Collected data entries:

==*==

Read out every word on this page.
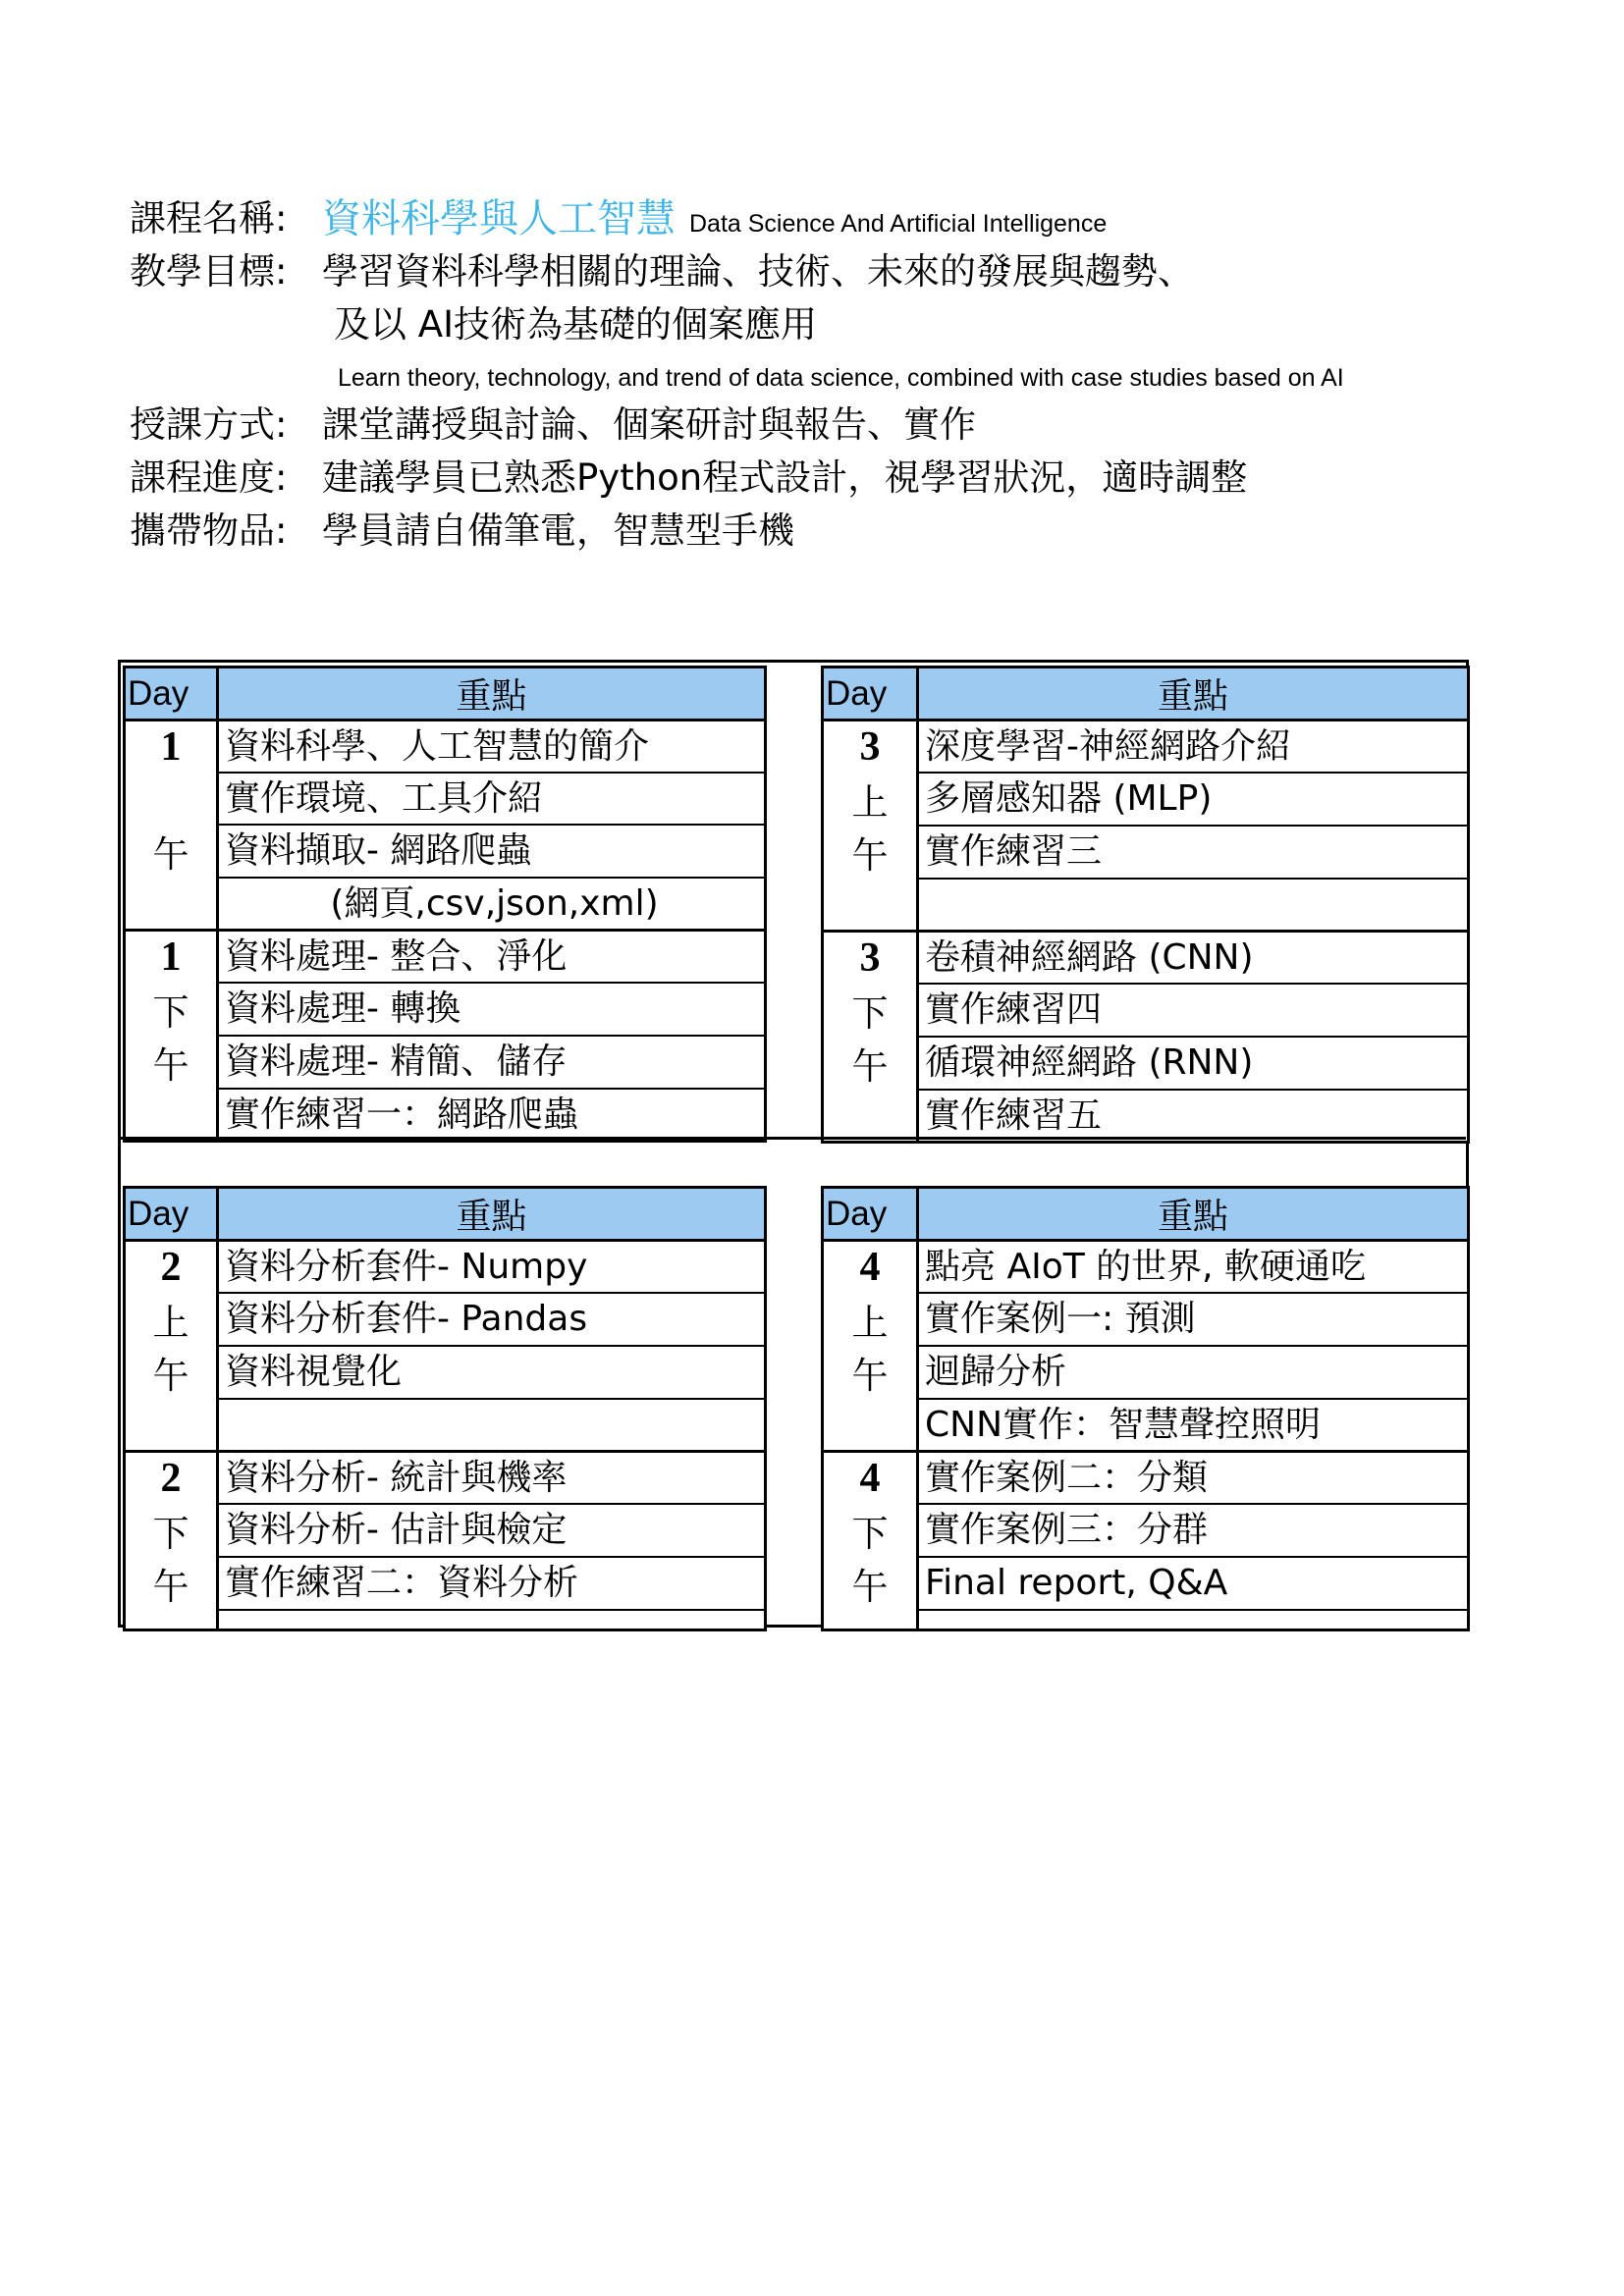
課程名稱: 資料科學與人工智慧 Data Science And Artificial Intelligence
教學目標: 學習資料科學相關的理論、技術、未來的發展與趨勢、
及以 AI技術為基礎的個案應用
Learn theory, technology, and trend of data science, combined with case studies based on AI
授課方式: 課堂講授與討論、個案研討與報告、實作
課程進度: 建議學員已熟悉Python程式設計，視學習狀況，適時調整
攜帶物品: 學員請自備筆電，智慧型手機
Day	重點
1	資料科學、人工智慧的簡介
	實作環境、工具介紹
午	資料擷取- 網路爬蟲
	(網頁,csv,json,xml)
1	資料處理- 整合、淨化
下	資料處理- 轉換
午	資料處理- 精簡、儲存
	實作練習一：網路爬蟲
Day	重點
3	深度學習-神經網路介紹
上	多層感知器 (MLP)
午	實作練習三

3	卷積神經網路 (CNN)
下	實作練習四
午	循環神經網路 (RNN)
	實作練習五
Day	重點
2	資料分析套件- Numpy
上	資料分析套件- Pandas
午	資料視覺化

2	資料分析- 統計與機率
下	資料分析- 估計與檢定
午	實作練習二：資料分析

Day	重點
4	點亮 AIoT 的世界, 軟硬通吃
上	實作案例一: 預測
午	迴歸分析
	CNN實作：智慧聲控照明
4	實作案例二：分類
下	實作案例三：分群
午	Final report, Q&A
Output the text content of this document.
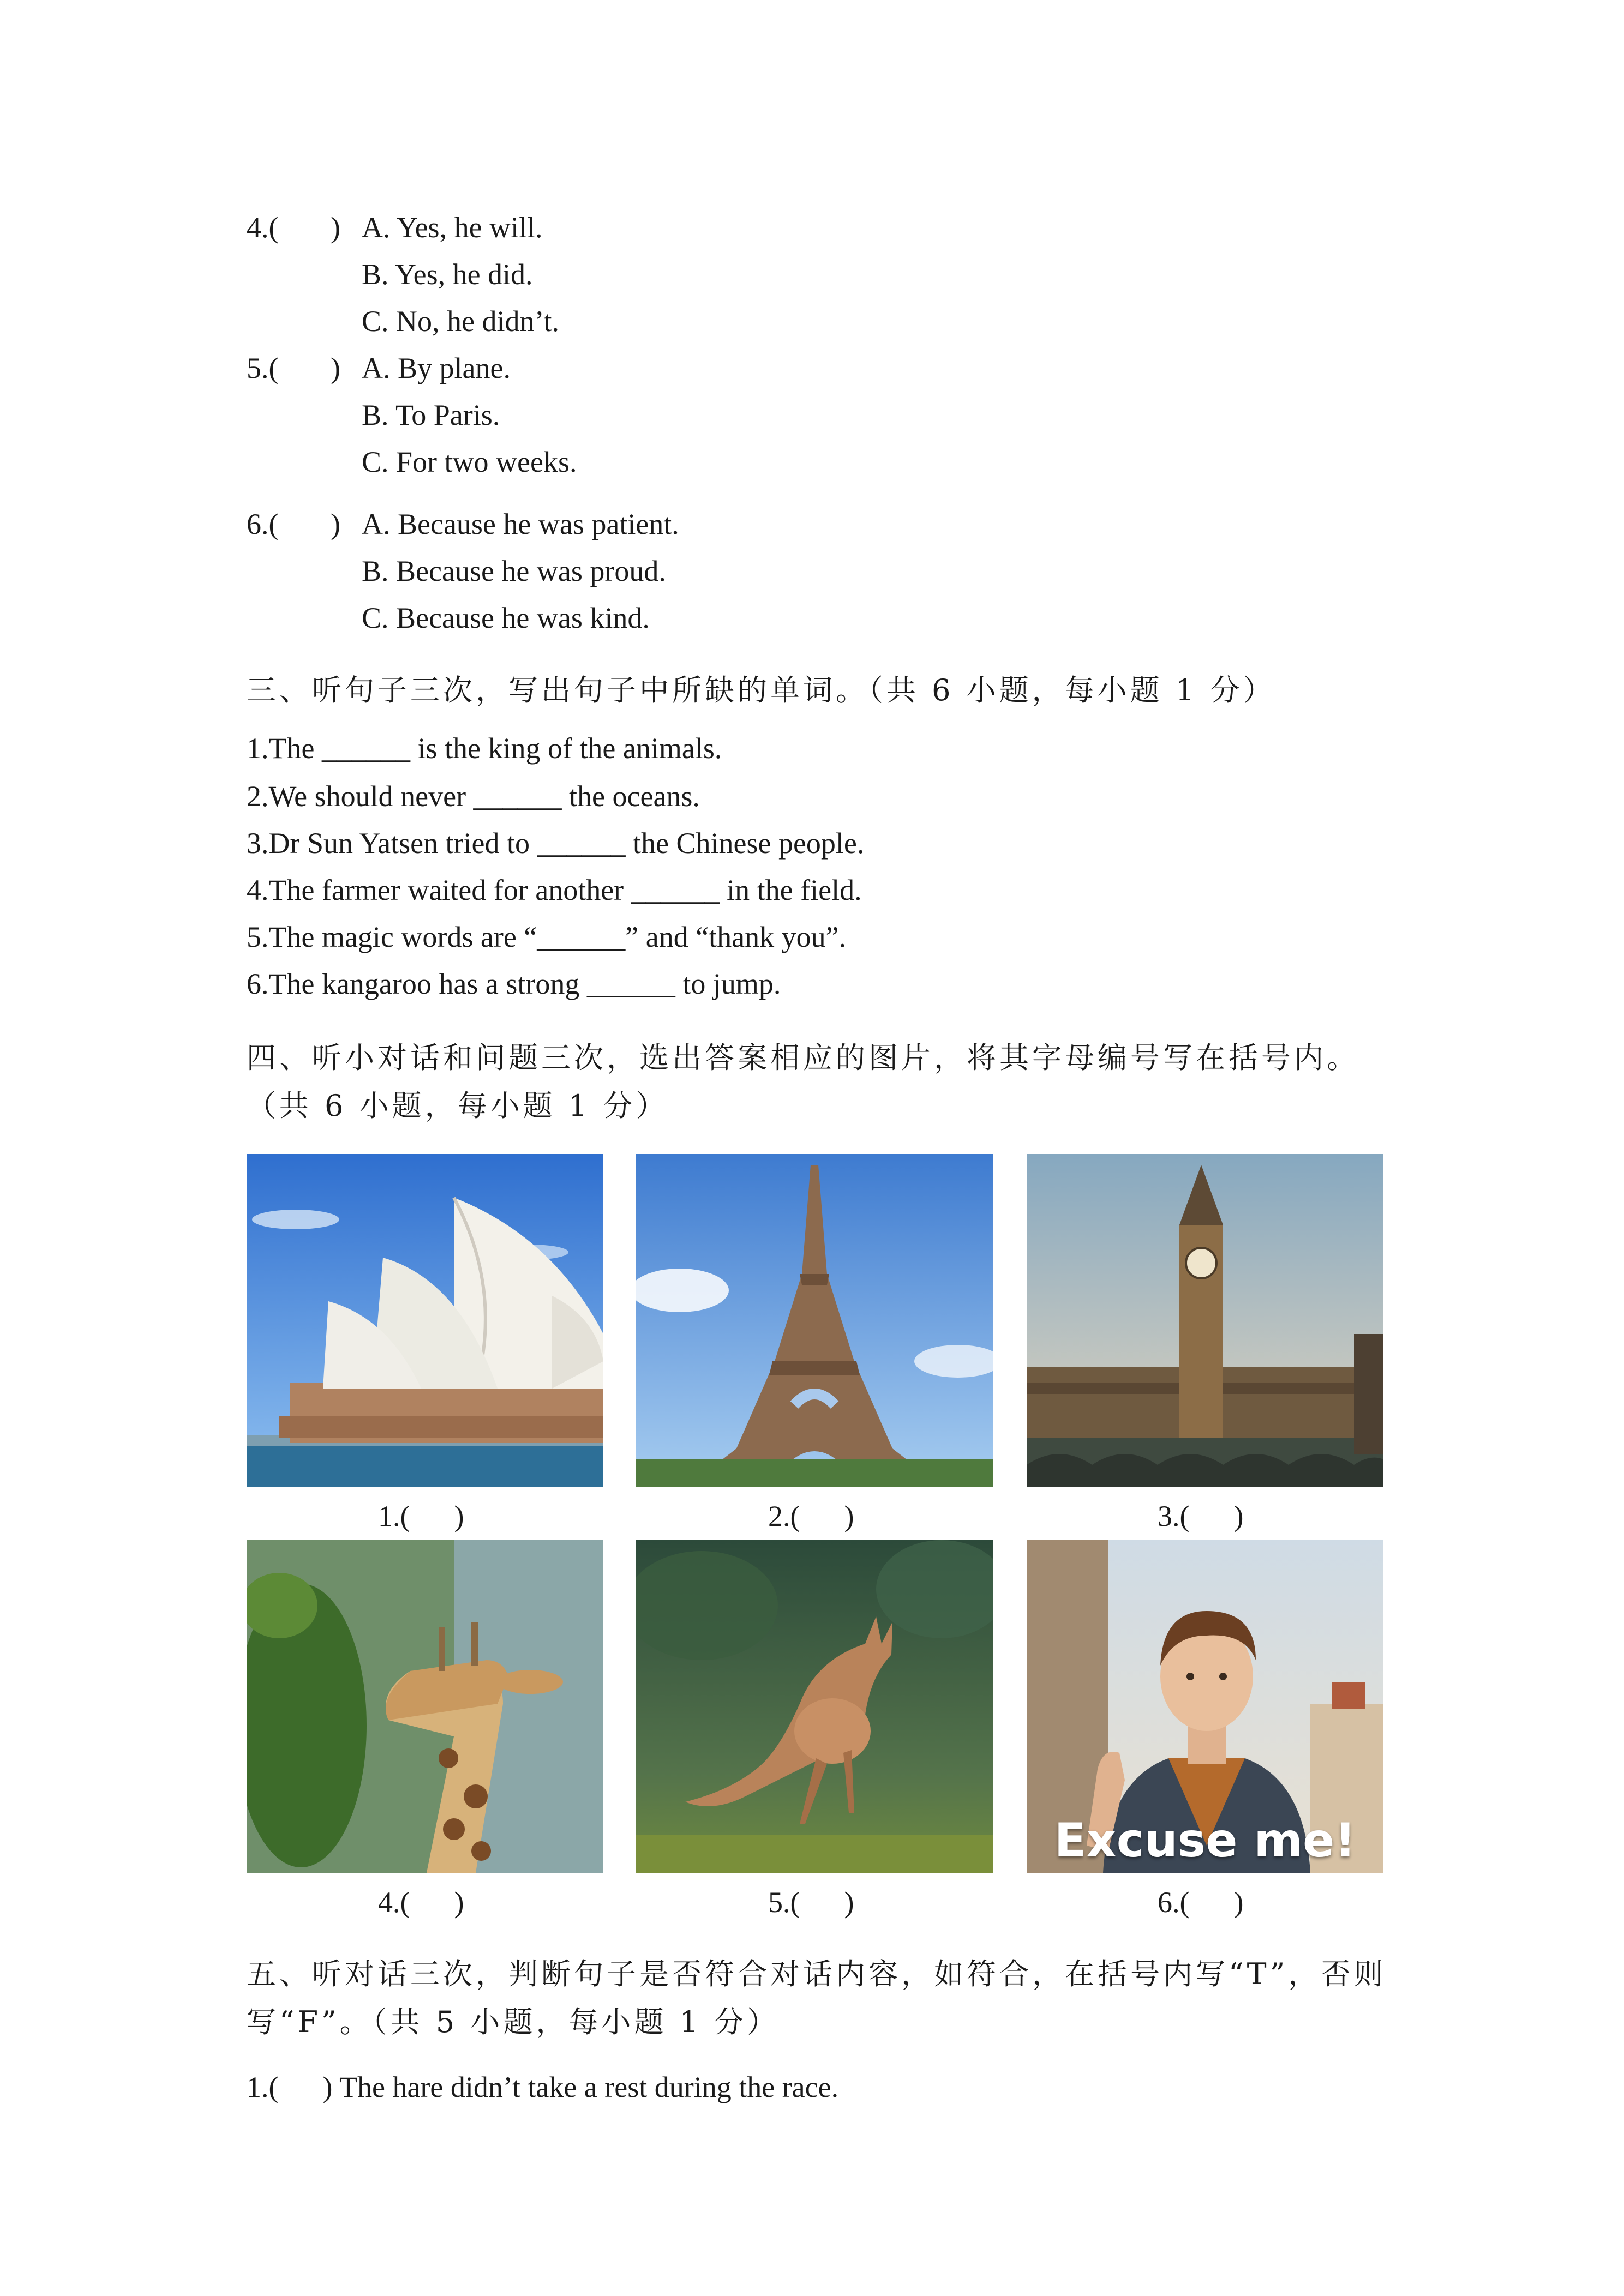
4.( ) A. Yes, he will.
B. Yes, he did.
C. No, he didn’t.
5.( ) A. By plane.
B. To Paris.
C. For two weeks.
6.( ) A. Because he was patient.
B. Because he was proud.
C. Because he was kind.
三、听句子三次，写出句子中所缺的单词。（共 6 小题，每小题 1 分）
1.The ______ is the king of the animals.
2.We should never ______ the oceans.
3.Dr Sun Yatsen tried to ______ the Chinese people.
4.The farmer waited for another ______ in the field.
5.The magic words are “______” and “thank you”.
6.The kangaroo has a strong ______ to jump.
四、听小对话和问题三次，选出答案相应的图片，将其字母编号写在括号内。（共 6 小题，每小题 1 分）
1.(      )	2.(      )	3.(      )
4.(      )	5.(      )
Excuse me!
6.(      )
五、听对话三次，判断句子是否符合对话内容，如符合，在括号内写“T”，否则写“F”。（共 5 小题，每小题 1 分）
1.(      ) The hare didn’t take a rest during the race.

==*==

#### [What the task asks]
Report how many lines in these entries contain "this". Answer with the number only.

#### [Finished answer]
2